◆ **Do this**: Search the material for the string "text", then return every line where it is found.

◆ **Information supplied**:
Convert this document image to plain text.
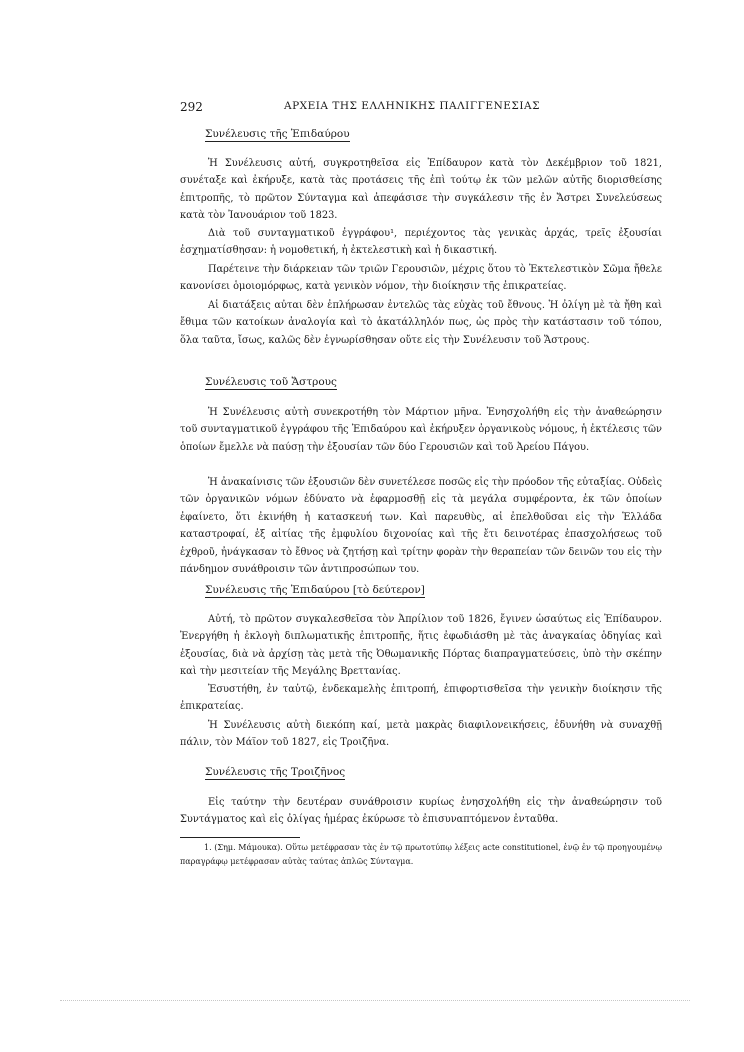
292	ΑΡΧΕΙΑ ΤΗΣ ΕΛΛΗΝΙΚΗΣ ΠΑΛΙΓΓΕΝΕΣΙΑΣ
Συνέλευσις τῆς Ἐπιδαύρου

Ἡ Συνέλευσις αὐτή, συγκροτηθεῖσα εἰς Ἐπίδαυρον κατὰ τὸν Δεκέμβριον τοῦ 1821, συνέταξε καὶ ἐκήρυξε, κατὰ τὰς προτάσεις τῆς ἐπὶ τούτῳ ἐκ τῶν μελῶν αὐτῆς διορισθείσης ἐπιτροπῆς, τὸ πρῶτον Σύνταγμα καὶ ἀπεφάσισε τὴν συγκάλεσιν τῆς ἐν Ἄστρει Συνελεύσεως κατὰ τὸν Ἰανουάριον τοῦ 1823.

Διὰ τοῦ συνταγματικοῦ ἐγγράφου¹, περιέχοντος τὰς γενικὰς ἀρχάς, τρεῖς ἐξουσίαι ἐσχηματίσθησαν: ἡ νομοθετική, ἡ ἐκτελεστικὴ καὶ ἡ δικαστική.

Παρέτεινε τὴν διάρκειαν τῶν τριῶν Γερουσιῶν, μέχρις ὅτου τὸ Ἐκτελεστικὸν Σῶμα ἤθελε κανονίσει ὁμοιομόρφως, κατὰ γενικὸν νόμον, τὴν διοίκησιν τῆς ἐπικρατείας.

Αἱ διατάξεις αὐται δὲν ἐπλήρωσαν ἐντελῶς τὰς εὐχὰς τοῦ ἔθνους. Ἡ ὀλίγη μὲ τὰ ἤθη καὶ ἔθιμα τῶν κατοίκων ἀναλογία καὶ τὸ ἀκατάλληλόν πως, ὡς πρὸς τὴν κατάστασιν τοῦ τόπου, ὅλα ταῦτα, ἴσως, καλῶς δὲν ἐγνωρίσθησαν οὔτε εἰς τὴν Συνέλευσιν τοῦ Ἄστρους.

Συνέλευσις τοῦ Ἄστρους

Ἡ Συνέλευσις αὐτὴ συνεκροτήθη τὸν Μάρτιον μῆνα. Ἐνησχολήθη εἰς τὴν ἀναθεώρησιν τοῦ συνταγματικοῦ ἐγγράφου τῆς Ἐπιδαύρου καὶ ἐκήρυξεν ὀργανικοὺς νόμους, ἡ ἐκτέλεσις τῶν ὁποίων ἔμελλε νὰ παύσῃ τὴν ἐξουσίαν τῶν δύο Γερουσιῶν καὶ τοῦ Ἀρείου Πάγου.

Ἡ ἀνακαίνισις τῶν ἐξουσιῶν δὲν συνετέλεσε ποσῶς εἰς τὴν πρόοδον τῆς εὐταξίας. Οὐδεὶς τῶν ὀργανικῶν νόμων ἐδύνατο νὰ ἐφαρμοσθῇ εἰς τὰ μεγάλα συμφέροντα, ἐκ τῶν ὁποίων ἐφαίνετο, ὅτι ἐκινήθη ἡ κατασκευή των. Καὶ παρευθὺς, αἱ ἐπελθοῦσαι εἰς τὴν Ἑλλάδα καταστροφαί, ἐξ αἰτίας τῆς ἐμφυλίου διχονοίας καὶ τῆς ἔτι δεινοτέρας ἐπασχολήσεως τοῦ ἐχθροῦ, ἠνάγκασαν τὸ ἔθνος νὰ ζητήσῃ καὶ τρίτην φορὰν τὴν θεραπείαν τῶν δεινῶν του εἰς τὴν πάνδημον συνάθροισιν τῶν ἀντιπροσώπων του.

Συνέλευσις τῆς Ἐπιδαύρου [τὸ δεύτερον]

Αὐτή, τὸ πρῶτον συγκαλεσθεῖσα τὸν Ἀπρίλιον τοῦ 1826, ἔγινεν ὡσαύτως εἰς Ἐπίδαυρον. Ἐνεργήθη ἡ ἐκλογὴ διπλωματικῆς ἐπιτροπῆς, ἥτις ἐφωδιάσθη μὲ τὰς ἀναγκαίας ὁδηγίας καὶ ἐξουσίας, διὰ νὰ ἀρχίσῃ τὰς μετὰ τῆς Ὀθωμανικῆς Πόρτας διαπραγματεύσεις, ὑπὸ τὴν σκέπην καὶ τὴν μεσιτείαν τῆς Μεγάλης Βρεττανίας.

Ἐσυστήθη, ἐν ταὐτῷ, ἑνδεκαμελὴς ἐπιτροπή, ἐπιφορτισθεῖσα τὴν γενικὴν διοίκησιν τῆς ἐπικρατείας.

Ἡ Συνέλευσις αὐτὴ διεκόπη καί, μετὰ μακρὰς διαφιλονεικήσεις, ἐδυνήθη νὰ συναχθῇ πάλιν, τὸν Μάϊον τοῦ 1827, εἰς Τροιζῆνα.

Συνέλευσις τῆς Τροιζῆνος

Εἰς ταύτην τὴν δευτέραν συνάθροισιν κυρίως ἐνησχολήθη εἰς τὴν ἀναθεώρησιν τοῦ Συντάγματος καὶ εἰς ὀλίγας ἡμέρας ἐκύρωσε τὸ ἐπισυναπτόμενον ἐνταῦθα.

1. (Σημ. Μάμουκα). Οὕτω μετέφρασαν τὰς ἐν τῷ πρωτοτύπῳ λέξεις acte constitutionel, ἐνῷ ἐν τῷ προηγουμένῳ παραγράφῳ μετέφρασαν αὐτὰς ταύτας ἁπλῶς Σύνταγμα.
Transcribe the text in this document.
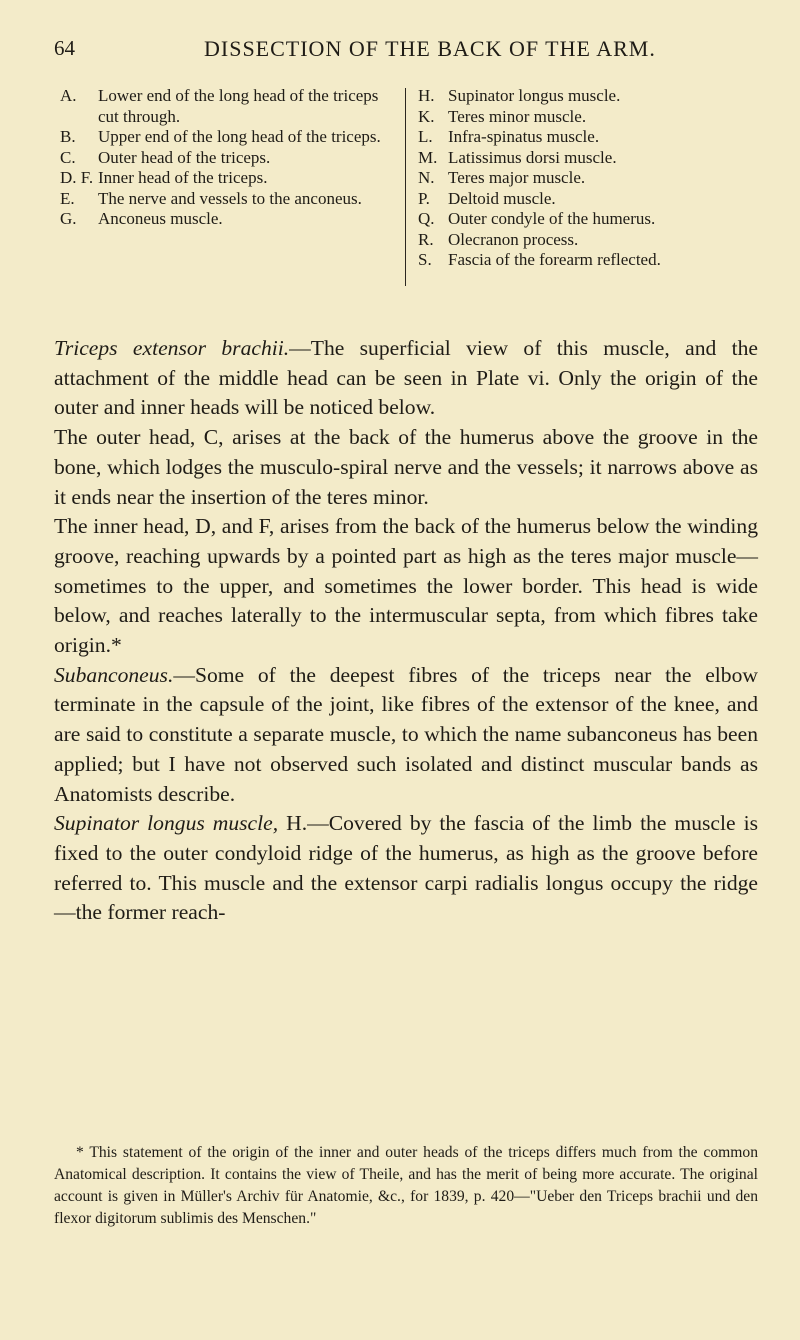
64	DISSECTION OF THE BACK OF THE ARM.
A.	Lower end of the long head of the triceps cut through.
B.	Upper end of the long head of the triceps.
C.	Outer head of the triceps.
D. F. Inner head of the triceps.
E.	The nerve and vessels to the anconeus.
G.	Anconeus muscle.
H. Supinator longus muscle.
K. Teres minor muscle.
L. Infra-spinatus muscle.
M. Latissimus dorsi muscle.
N. Teres major muscle.
P.	Deltoid muscle.
Q. Outer condyle of the humerus.
R. Olecranon process.
S. Fascia of the forearm reflected.

Triceps extensor brachii.—The superficial view of this muscle, and the attachment of the middle head can be seen in Plate vi. Only the origin of the outer and inner heads will be noticed below.

The outer head, C, arises at the back of the humerus above the groove in the bone, which lodges the musculo-spiral nerve and the vessels; it narrows above as it ends near the insertion of the teres minor.

The inner head, D, and F, arises from the back of the humerus below the winding groove, reaching upwards by a pointed part as high as the teres major muscle—sometimes to the upper, and sometimes the lower border. This head is wide below, and reaches laterally to the intermuscular septa, from which fibres take origin.*

Subanconeus.—Some of the deepest fibres of the triceps near the elbow terminate in the capsule of the joint, like fibres of the extensor of the knee, and are said to constitute a separate muscle, to which the name subanconeus has been applied; but I have not observed such isolated and distinct muscular bands as Anatomists describe.

Supinator longus muscle, H.—Covered by the fascia of the limb the muscle is fixed to the outer condyloid ridge of the humerus, as high as the groove before referred to. This muscle and the extensor carpi radialis longus occupy the ridge—the former reach-

* This statement of the origin of the inner and outer heads of the triceps differs much from the common Anatomical description. It contains the view of Theile, and has the merit of being more accurate. The original account is given in Müller's Archiv für Anatomie, &c., for 1839, p. 420—"Ueber den Triceps brachii und den flexor digitorum sublimis des Menschen."
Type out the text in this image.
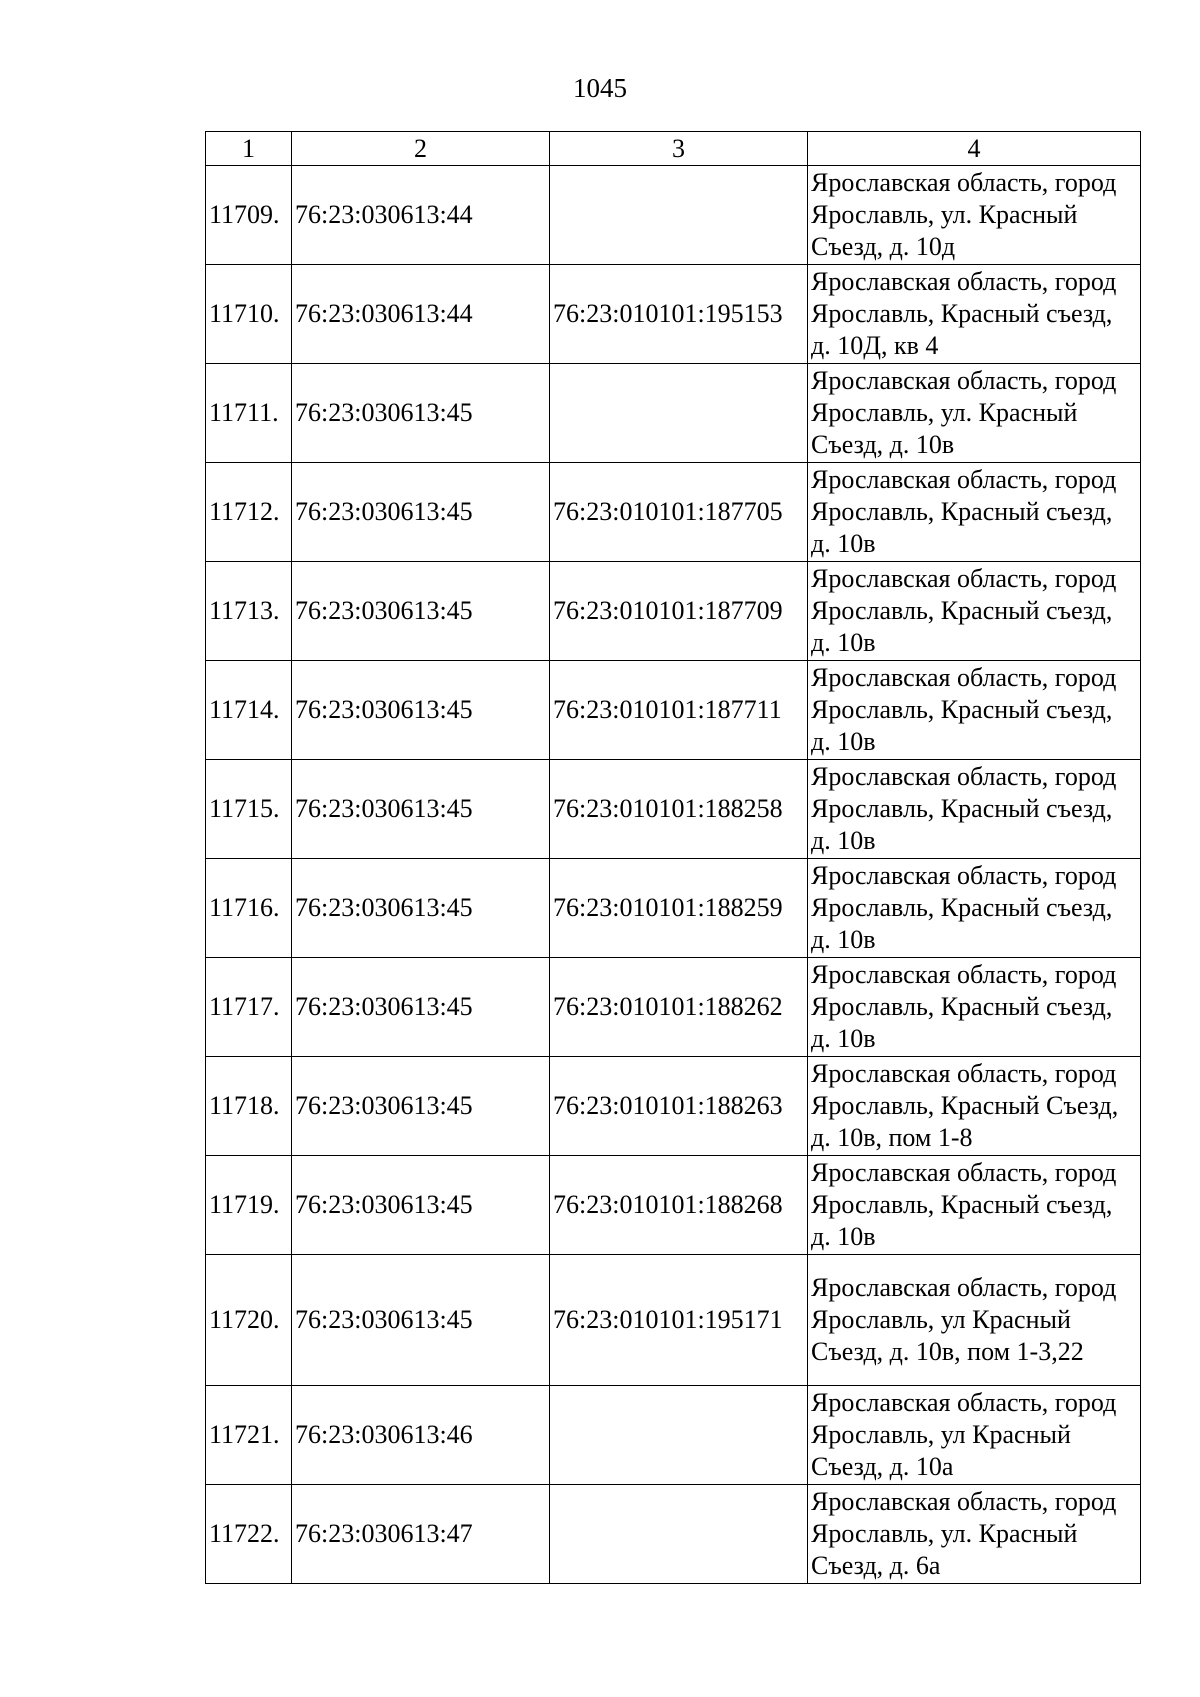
1045
1	2	3	4
11709.	76:23:030613:44		Ярославская область, город Ярославль, ул. Красный Съезд, д. 10д
11710.	76:23:030613:44	76:23:010101:195153	Ярославская область, город Ярославль, Красный съезд, д. 10Д, кв 4
11711.	76:23:030613:45		Ярославская область, город Ярославль, ул. Красный Съезд, д. 10в
11712.	76:23:030613:45	76:23:010101:187705	Ярославская область, город Ярославль, Красный съезд, д. 10в
11713.	76:23:030613:45	76:23:010101:187709	Ярославская область, город Ярославль, Красный съезд, д. 10в
11714.	76:23:030613:45	76:23:010101:187711	Ярославская область, город Ярославль, Красный съезд, д. 10в
11715.	76:23:030613:45	76:23:010101:188258	Ярославская область, город Ярославль, Красный съезд, д. 10в
11716.	76:23:030613:45	76:23:010101:188259	Ярославская область, город Ярославль, Красный съезд, д. 10в
11717.	76:23:030613:45	76:23:010101:188262	Ярославская область, город Ярославль, Красный съезд, д. 10в
11718.	76:23:030613:45	76:23:010101:188263	Ярославская область, город Ярославль, Красный Съезд, д. 10в, пом 1-8
11719.	76:23:030613:45	76:23:010101:188268	Ярославская область, город Ярославль, Красный съезд, д. 10в
11720.	76:23:030613:45	76:23:010101:195171	Ярославская область, город Ярославль, ул Красный Съезд, д. 10в, пом 1-3,22
11721.	76:23:030613:46		Ярославская область, город Ярославль, ул Красный Съезд, д. 10а
11722.	76:23:030613:47		Ярославская область, город Ярославль, ул. Красный Съезд, д. 6а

◆ **Written solution**:
Convert this document image to plain text.
Transcribe the text in this document.
Type out the text in this image.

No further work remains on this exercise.